• BRIEF:
Echo every line, starting from the very first and going down to the line that contains "keypad-key-4-cap: 4 xyxy=(481,430,507,456)", including both of those.

Stored items

— START —

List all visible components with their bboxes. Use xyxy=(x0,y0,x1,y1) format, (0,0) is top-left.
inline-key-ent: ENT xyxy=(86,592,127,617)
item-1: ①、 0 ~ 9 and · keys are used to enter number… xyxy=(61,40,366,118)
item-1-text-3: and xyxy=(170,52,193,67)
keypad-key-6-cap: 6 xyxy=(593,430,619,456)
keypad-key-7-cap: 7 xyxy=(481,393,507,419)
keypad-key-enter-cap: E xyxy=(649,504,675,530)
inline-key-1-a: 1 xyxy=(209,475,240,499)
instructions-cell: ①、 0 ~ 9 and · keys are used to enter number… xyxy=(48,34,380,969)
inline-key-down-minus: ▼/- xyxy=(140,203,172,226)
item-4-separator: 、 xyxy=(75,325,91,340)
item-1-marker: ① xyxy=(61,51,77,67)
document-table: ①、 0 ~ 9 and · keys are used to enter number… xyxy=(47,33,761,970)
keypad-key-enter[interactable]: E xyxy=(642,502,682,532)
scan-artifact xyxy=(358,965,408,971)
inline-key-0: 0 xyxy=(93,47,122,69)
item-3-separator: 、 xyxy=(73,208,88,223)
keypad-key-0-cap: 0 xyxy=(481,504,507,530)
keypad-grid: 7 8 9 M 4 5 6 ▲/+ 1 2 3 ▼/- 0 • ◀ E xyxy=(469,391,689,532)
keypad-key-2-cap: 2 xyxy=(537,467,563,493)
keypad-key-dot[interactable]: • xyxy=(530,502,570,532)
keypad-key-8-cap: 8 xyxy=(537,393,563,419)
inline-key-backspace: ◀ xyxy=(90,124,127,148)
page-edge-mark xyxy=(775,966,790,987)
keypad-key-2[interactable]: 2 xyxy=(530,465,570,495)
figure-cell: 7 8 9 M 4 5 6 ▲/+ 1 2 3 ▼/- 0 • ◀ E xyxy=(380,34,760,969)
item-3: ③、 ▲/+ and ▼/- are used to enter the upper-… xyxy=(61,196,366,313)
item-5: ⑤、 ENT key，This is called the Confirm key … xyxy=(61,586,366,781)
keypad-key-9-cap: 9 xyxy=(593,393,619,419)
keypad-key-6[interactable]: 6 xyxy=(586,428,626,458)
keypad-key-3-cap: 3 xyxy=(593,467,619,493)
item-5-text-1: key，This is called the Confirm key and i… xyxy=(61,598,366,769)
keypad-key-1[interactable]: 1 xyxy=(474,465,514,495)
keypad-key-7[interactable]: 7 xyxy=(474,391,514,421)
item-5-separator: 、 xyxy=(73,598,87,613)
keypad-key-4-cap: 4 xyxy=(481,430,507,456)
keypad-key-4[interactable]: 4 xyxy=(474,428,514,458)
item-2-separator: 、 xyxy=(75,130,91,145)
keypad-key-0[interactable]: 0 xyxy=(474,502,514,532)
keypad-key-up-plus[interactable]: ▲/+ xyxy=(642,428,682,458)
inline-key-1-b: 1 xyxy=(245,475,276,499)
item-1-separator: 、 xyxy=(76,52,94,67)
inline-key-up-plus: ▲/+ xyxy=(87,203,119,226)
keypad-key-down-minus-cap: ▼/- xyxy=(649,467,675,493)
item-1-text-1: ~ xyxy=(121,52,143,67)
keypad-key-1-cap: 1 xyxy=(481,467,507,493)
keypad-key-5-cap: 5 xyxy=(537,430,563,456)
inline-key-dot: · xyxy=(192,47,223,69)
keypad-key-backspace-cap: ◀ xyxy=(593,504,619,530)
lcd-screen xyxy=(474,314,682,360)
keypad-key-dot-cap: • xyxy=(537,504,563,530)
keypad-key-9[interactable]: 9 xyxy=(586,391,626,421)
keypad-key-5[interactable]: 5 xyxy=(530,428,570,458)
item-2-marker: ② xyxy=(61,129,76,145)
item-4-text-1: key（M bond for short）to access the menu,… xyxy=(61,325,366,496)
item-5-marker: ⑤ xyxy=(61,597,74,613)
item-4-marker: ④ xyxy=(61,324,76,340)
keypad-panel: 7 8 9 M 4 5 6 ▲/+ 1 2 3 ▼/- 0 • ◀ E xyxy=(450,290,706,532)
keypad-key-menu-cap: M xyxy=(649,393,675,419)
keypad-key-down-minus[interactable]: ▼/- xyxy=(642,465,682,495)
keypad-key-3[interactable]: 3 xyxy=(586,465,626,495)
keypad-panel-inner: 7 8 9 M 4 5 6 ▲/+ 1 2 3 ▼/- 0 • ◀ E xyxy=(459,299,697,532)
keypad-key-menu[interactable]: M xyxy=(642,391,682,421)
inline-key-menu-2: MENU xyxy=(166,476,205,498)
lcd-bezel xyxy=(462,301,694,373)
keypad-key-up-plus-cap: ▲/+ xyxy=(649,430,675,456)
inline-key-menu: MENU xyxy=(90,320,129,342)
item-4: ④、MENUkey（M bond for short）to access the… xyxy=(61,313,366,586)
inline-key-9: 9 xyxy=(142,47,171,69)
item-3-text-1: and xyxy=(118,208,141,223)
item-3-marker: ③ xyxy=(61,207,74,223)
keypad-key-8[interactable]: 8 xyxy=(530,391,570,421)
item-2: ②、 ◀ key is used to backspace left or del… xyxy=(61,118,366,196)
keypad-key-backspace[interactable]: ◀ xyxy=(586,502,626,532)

— END —

• SOLUTION TO THE EXERCISE:
List all visible components with their bboxes. Use xyxy=(x0,y0,x1,y1) format, (0,0) is top-left.
inline-key-ent: ENT xyxy=(86,592,127,617)
item-1: ①、 0 ~ 9 and · keys are used to enter number… xyxy=(61,40,366,118)
item-1-text-3: and xyxy=(170,52,193,67)
keypad-key-6-cap: 6 xyxy=(593,430,619,456)
keypad-key-7-cap: 7 xyxy=(481,393,507,419)
keypad-key-enter-cap: E xyxy=(649,504,675,530)
inline-key-1-a: 1 xyxy=(209,475,240,499)
instructions-cell: ①、 0 ~ 9 and · keys are used to enter number… xyxy=(48,34,380,969)
inline-key-down-minus: ▼/- xyxy=(140,203,172,226)
item-4-separator: 、 xyxy=(75,325,91,340)
item-1-marker: ① xyxy=(61,51,77,67)
document-table: ①、 0 ~ 9 and · keys are used to enter number… xyxy=(47,33,761,970)
keypad-key-enter[interactable]: E xyxy=(642,502,682,532)
scan-artifact xyxy=(358,965,408,971)
inline-key-0: 0 xyxy=(93,47,122,69)
item-3-separator: 、 xyxy=(73,208,88,223)
keypad-key-0-cap: 0 xyxy=(481,504,507,530)
keypad-grid: 7 8 9 M 4 5 6 ▲/+ 1 2 3 ▼/- 0 • ◀ E xyxy=(469,391,689,532)
keypad-key-2-cap: 2 xyxy=(537,467,563,493)
keypad-key-dot[interactable]: • xyxy=(530,502,570,532)
keypad-key-8-cap: 8 xyxy=(537,393,563,419)
inline-key-backspace: ◀ xyxy=(90,124,127,148)
page-edge-mark xyxy=(775,966,790,987)
keypad-key-2[interactable]: 2 xyxy=(530,465,570,495)
figure-cell: 7 8 9 M 4 5 6 ▲/+ 1 2 3 ▼/- 0 • ◀ E xyxy=(380,34,760,969)
item-3: ③、 ▲/+ and ▼/- are used to enter the upper-… xyxy=(61,196,366,313)
item-5: ⑤、 ENT key，This is called the Confirm key … xyxy=(61,586,366,781)
keypad-key-9-cap: 9 xyxy=(593,393,619,419)
keypad-key-6[interactable]: 6 xyxy=(586,428,626,458)
keypad-key-3-cap: 3 xyxy=(593,467,619,493)
item-5-text-1: key，This is called the Confirm key and i… xyxy=(61,598,366,769)
keypad-key-1[interactable]: 1 xyxy=(474,465,514,495)
keypad-key-7[interactable]: 7 xyxy=(474,391,514,421)
item-5-separator: 、 xyxy=(73,598,87,613)
keypad-key-4-cap: 4 xyxy=(481,430,507,456)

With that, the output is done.